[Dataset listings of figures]
★ ★ ★ ★ ★

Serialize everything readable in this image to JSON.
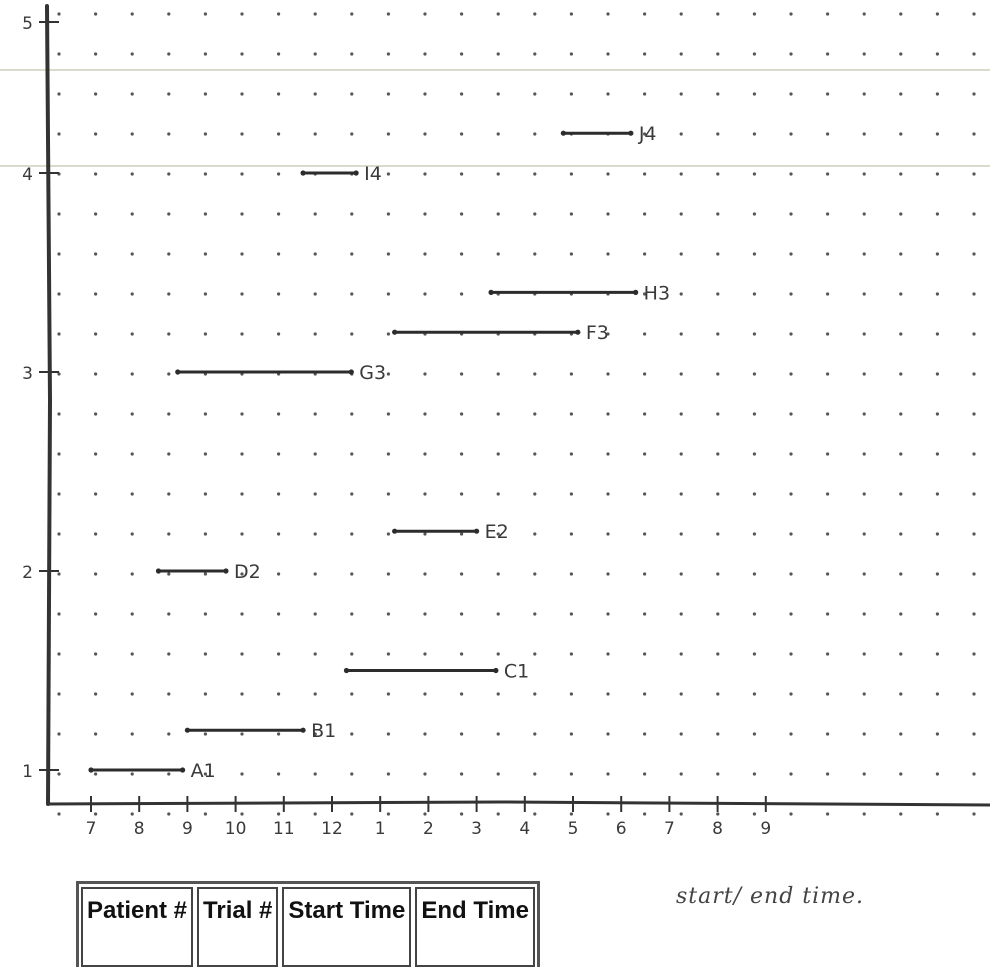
{
  "chart_data": {
    "type": "gantt",
    "xlabel": "",
    "ylabel": "",
    "x_ticks": [
      "7",
      "8",
      "9",
      "10",
      "11",
      "12",
      "1",
      "2",
      "3",
      "4",
      "5",
      "6",
      "7",
      "8",
      "9"
    ],
    "y_ticks": [
      "1",
      "2",
      "3",
      "4",
      "5"
    ],
    "xlim": [
      6.2,
      27.5
    ],
    "ylim": [
      0.7,
      5.0
    ],
    "grid": "dots",
    "segments": [
      {
        "label": "A1",
        "start": 6.6,
        "end": 8.5,
        "y": 1.0
      },
      {
        "label": "B1",
        "start": 8.6,
        "end": 11.0,
        "y": 1.2
      },
      {
        "label": "C1",
        "start": 11.9,
        "end": 15.0,
        "y": 1.5
      },
      {
        "label": "D2",
        "start": 8.0,
        "end": 9.4,
        "y": 2.0
      },
      {
        "label": "E2",
        "start": 12.9,
        "end": 14.6,
        "y": 2.2
      },
      {
        "label": "G3",
        "start": 8.4,
        "end": 12.0,
        "y": 3.0
      },
      {
        "label": "F3",
        "start": 12.9,
        "end": 16.7,
        "y": 3.2
      },
      {
        "label": "H3",
        "start": 14.9,
        "end": 17.9,
        "y": 3.4
      },
      {
        "label": "I4",
        "start": 11.0,
        "end": 12.1,
        "y": 4.0
      },
      {
        "label": "J4",
        "start": 16.4,
        "end": 17.8,
        "y": 4.2
      }
    ]
  },
  "note": "start/ end time.",
  "table": {
    "headers": [
      "Patient #",
      "Trial #",
      "Start Time",
      "End Time"
    ]
  }
}
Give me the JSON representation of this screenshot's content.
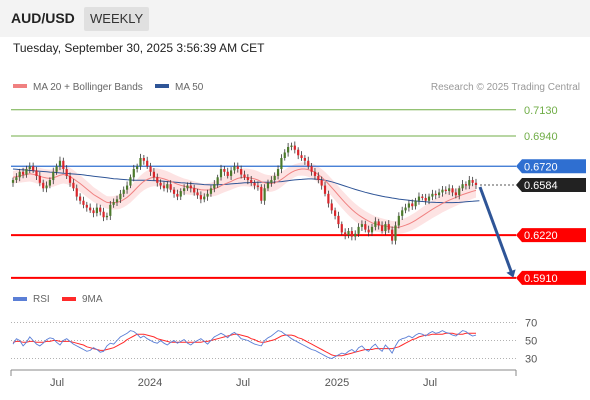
{
  "header": {
    "symbol": "AUD/USD",
    "timeframe": "WEEKLY",
    "datetime": "Tuesday, September 30, 2025 3:56:39 AM CET"
  },
  "legend": {
    "ma20": "MA 20 + Bollinger Bands",
    "ma50": "MA 50",
    "credit": "Research © 2025 Trading Central"
  },
  "rsi_legend": {
    "rsi": "RSI",
    "ma9": "9MA"
  },
  "colors": {
    "bull": "#4c7a2c",
    "bear": "#d9262b",
    "ma20": "#f08080",
    "band": "#fde3e3",
    "ma50": "#2f5597",
    "support": "#ff0000",
    "resistance_green": "#70ad47",
    "pivot_blue": "#2f6fd1",
    "price_tag": "#222222",
    "arrow": "#2f5597",
    "rsi_line": "#5b7fd6",
    "rsi_ma": "#ff2a2a"
  },
  "levels": [
    {
      "value": 0.713,
      "label": "0.7130",
      "kind": "resistance_green"
    },
    {
      "value": 0.694,
      "label": "0.6940",
      "kind": "resistance_green"
    },
    {
      "value": 0.672,
      "label": "0.6720",
      "kind": "pivot_blue"
    },
    {
      "value": 0.6584,
      "label": "0.6584",
      "kind": "price_tag"
    },
    {
      "value": 0.622,
      "label": "0.6220",
      "kind": "support"
    },
    {
      "value": 0.591,
      "label": "0.5910",
      "kind": "support"
    }
  ],
  "chart_data": [
    {
      "type": "candlestick",
      "title": "AUD/USD WEEKLY",
      "x_tick_labels": [
        "Jul",
        "2024",
        "Jul",
        "2025",
        "Jul"
      ],
      "ylim": [
        0.588,
        0.723
      ],
      "last_price": 0.6584,
      "projection": {
        "from": 0.6584,
        "to": 0.591
      },
      "closes": [
        0.662,
        0.664,
        0.668,
        0.666,
        0.67,
        0.672,
        0.669,
        0.665,
        0.66,
        0.656,
        0.658,
        0.662,
        0.668,
        0.672,
        0.676,
        0.67,
        0.665,
        0.66,
        0.656,
        0.65,
        0.647,
        0.644,
        0.642,
        0.64,
        0.638,
        0.642,
        0.639,
        0.635,
        0.636,
        0.644,
        0.646,
        0.648,
        0.652,
        0.655,
        0.658,
        0.664,
        0.67,
        0.672,
        0.678,
        0.676,
        0.672,
        0.668,
        0.664,
        0.66,
        0.658,
        0.656,
        0.659,
        0.655,
        0.652,
        0.65,
        0.654,
        0.656,
        0.658,
        0.656,
        0.653,
        0.651,
        0.648,
        0.65,
        0.652,
        0.656,
        0.659,
        0.664,
        0.67,
        0.668,
        0.665,
        0.669,
        0.672,
        0.67,
        0.666,
        0.664,
        0.662,
        0.66,
        0.658,
        0.657,
        0.647,
        0.656,
        0.66,
        0.662,
        0.665,
        0.67,
        0.678,
        0.682,
        0.686,
        0.687,
        0.684,
        0.68,
        0.678,
        0.676,
        0.672,
        0.668,
        0.665,
        0.662,
        0.658,
        0.652,
        0.645,
        0.64,
        0.636,
        0.63,
        0.624,
        0.622,
        0.625,
        0.621,
        0.623,
        0.628,
        0.63,
        0.626,
        0.624,
        0.628,
        0.632,
        0.629,
        0.625,
        0.63,
        0.626,
        0.618,
        0.629,
        0.636,
        0.64,
        0.642,
        0.645,
        0.643,
        0.647,
        0.65,
        0.649,
        0.647,
        0.65,
        0.652,
        0.651,
        0.653,
        0.655,
        0.654,
        0.656,
        0.653,
        0.651,
        0.656,
        0.659,
        0.658,
        0.662,
        0.66,
        0.6584
      ],
      "ma20": [
        0.664,
        0.6645,
        0.665,
        0.6655,
        0.666,
        0.6665,
        0.6662,
        0.6655,
        0.6648,
        0.664,
        0.6635,
        0.6632,
        0.6636,
        0.6645,
        0.6655,
        0.666,
        0.6655,
        0.6645,
        0.663,
        0.6612,
        0.6595,
        0.6575,
        0.6555,
        0.6535,
        0.6515,
        0.65,
        0.6485,
        0.647,
        0.6458,
        0.6455,
        0.6455,
        0.6458,
        0.6465,
        0.6478,
        0.6495,
        0.6515,
        0.654,
        0.6565,
        0.659,
        0.661,
        0.6625,
        0.6635,
        0.664,
        0.664,
        0.6635,
        0.6628,
        0.662,
        0.661,
        0.66,
        0.659,
        0.6582,
        0.6575,
        0.657,
        0.6565,
        0.656,
        0.6555,
        0.655,
        0.6548,
        0.6548,
        0.655,
        0.6556,
        0.6565,
        0.6578,
        0.659,
        0.66,
        0.661,
        0.6622,
        0.6632,
        0.6638,
        0.664,
        0.6638,
        0.6634,
        0.6628,
        0.662,
        0.6608,
        0.66,
        0.6595,
        0.6595,
        0.66,
        0.661,
        0.6625,
        0.6642,
        0.666,
        0.6676,
        0.6688,
        0.6696,
        0.67,
        0.67,
        0.6696,
        0.6688,
        0.6676,
        0.666,
        0.664,
        0.6618,
        0.6592,
        0.6565,
        0.6538,
        0.651,
        0.6482,
        0.6455,
        0.643,
        0.6406,
        0.6385,
        0.6366,
        0.635,
        0.6335,
        0.6322,
        0.631,
        0.6302,
        0.6296,
        0.629,
        0.6286,
        0.6282,
        0.6278,
        0.6276,
        0.6278,
        0.6284,
        0.6292,
        0.6302,
        0.6314,
        0.6328,
        0.6344,
        0.636,
        0.6376,
        0.6392,
        0.6408,
        0.6422,
        0.6436,
        0.645,
        0.6462,
        0.6474,
        0.6484,
        0.6494,
        0.6504,
        0.6514,
        0.6522,
        0.653,
        0.6538,
        0.6545
      ],
      "ma50": [
        0.67,
        0.6698,
        0.6696,
        0.6694,
        0.6692,
        0.669,
        0.6688,
        0.6686,
        0.6684,
        0.6682,
        0.668,
        0.6678,
        0.6676,
        0.6674,
        0.6672,
        0.667,
        0.6668,
        0.6666,
        0.6664,
        0.6662,
        0.666,
        0.6657,
        0.6654,
        0.6651,
        0.6648,
        0.6645,
        0.6642,
        0.6639,
        0.6636,
        0.6633,
        0.663,
        0.6628,
        0.6626,
        0.6624,
        0.6622,
        0.662,
        0.6619,
        0.6618,
        0.6618,
        0.6618,
        0.6618,
        0.6617,
        0.6616,
        0.6615,
        0.6613,
        0.6611,
        0.6609,
        0.6607,
        0.6605,
        0.6603,
        0.6601,
        0.6599,
        0.6597,
        0.6595,
        0.6593,
        0.6591,
        0.6589,
        0.6587,
        0.6586,
        0.6585,
        0.6585,
        0.6586,
        0.6587,
        0.6588,
        0.659,
        0.6592,
        0.6594,
        0.6596,
        0.6598,
        0.66,
        0.6601,
        0.6602,
        0.6603,
        0.6604,
        0.6604,
        0.6604,
        0.6604,
        0.6604,
        0.6605,
        0.6607,
        0.6609,
        0.6612,
        0.6615,
        0.6618,
        0.6621,
        0.6623,
        0.6625,
        0.6627,
        0.6628,
        0.6628,
        0.6627,
        0.6625,
        0.6622,
        0.6618,
        0.6613,
        0.6607,
        0.66,
        0.6592,
        0.6584,
        0.6576,
        0.6568,
        0.656,
        0.6552,
        0.6545,
        0.6538,
        0.6531,
        0.6525,
        0.6519,
        0.6513,
        0.6508,
        0.6503,
        0.6498,
        0.6494,
        0.649,
        0.6486,
        0.6482,
        0.6479,
        0.6476,
        0.6473,
        0.647,
        0.6468,
        0.6466,
        0.6464,
        0.6462,
        0.646,
        0.6459,
        0.6458,
        0.6457,
        0.6456,
        0.6456,
        0.6456,
        0.6456,
        0.6457,
        0.6458,
        0.646,
        0.6462,
        0.6464,
        0.6466,
        0.6468,
        0.647
      ]
    },
    {
      "type": "line",
      "title": "RSI",
      "ylim": [
        25,
        75
      ],
      "y_tick_labels": [
        "70",
        "50",
        "30"
      ],
      "series_names": [
        "RSI",
        "9MA"
      ],
      "rsi": [
        46,
        52,
        50,
        44,
        48,
        54,
        50,
        46,
        44,
        47,
        51,
        53,
        52,
        48,
        45,
        50,
        52,
        49,
        46,
        44,
        42,
        40,
        38,
        39,
        42,
        40,
        37,
        38,
        44,
        47,
        46,
        50,
        54,
        56,
        58,
        61,
        60,
        57,
        53,
        55,
        52,
        50,
        48,
        47,
        50,
        47,
        45,
        48,
        50,
        47,
        49,
        51,
        47,
        45,
        48,
        50,
        52,
        49,
        46,
        50,
        54,
        56,
        58,
        56,
        53,
        57,
        59,
        56,
        52,
        51,
        50,
        48,
        46,
        45,
        44,
        50,
        53,
        55,
        58,
        61,
        60,
        57,
        55,
        52,
        50,
        48,
        46,
        44,
        42,
        40,
        39,
        37,
        35,
        33,
        31,
        30,
        32,
        34,
        36,
        35,
        38,
        40,
        37,
        42,
        44,
        40,
        38,
        43,
        46,
        41,
        38,
        45,
        41,
        36,
        44,
        50,
        52,
        53,
        55,
        53,
        56,
        58,
        57,
        55,
        58,
        60,
        58,
        59,
        61,
        59,
        58,
        56,
        55,
        58,
        61,
        60,
        57,
        55,
        56
      ],
      "rsi_ma": [
        48,
        49,
        49,
        48,
        48,
        49,
        49,
        48,
        48,
        48,
        49,
        49,
        50,
        50,
        49,
        49,
        49,
        49,
        48,
        47,
        46,
        45,
        43,
        42,
        41,
        40,
        39,
        39,
        40,
        41,
        42,
        44,
        46,
        48,
        51,
        53,
        55,
        57,
        57,
        57,
        56,
        55,
        54,
        52,
        51,
        50,
        49,
        48,
        48,
        48,
        48,
        48,
        48,
        48,
        48,
        48,
        48,
        49,
        49,
        50,
        51,
        52,
        53,
        54,
        55,
        56,
        57,
        57,
        56,
        55,
        54,
        52,
        51,
        49,
        48,
        48,
        49,
        50,
        51,
        53,
        55,
        56,
        56,
        56,
        55,
        53,
        52,
        50,
        48,
        46,
        44,
        42,
        40,
        38,
        36,
        34,
        33,
        33,
        33,
        34,
        35,
        36,
        37,
        38,
        39,
        40,
        40,
        40,
        41,
        41,
        41,
        41,
        41,
        41,
        42,
        43,
        45,
        47,
        49,
        51,
        52,
        54,
        55,
        56,
        56,
        57,
        57,
        57,
        57,
        58,
        58,
        58,
        57,
        57,
        57,
        58,
        58,
        58,
        58
      ]
    }
  ]
}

★ ★ ★ ★ ★

(Problem details)
Read the entries and pick out all lines that include the word "JSON".

(Final result)
Serialize everything readable in this image to JSON.
Give me the JSON representation of this screenshot's content.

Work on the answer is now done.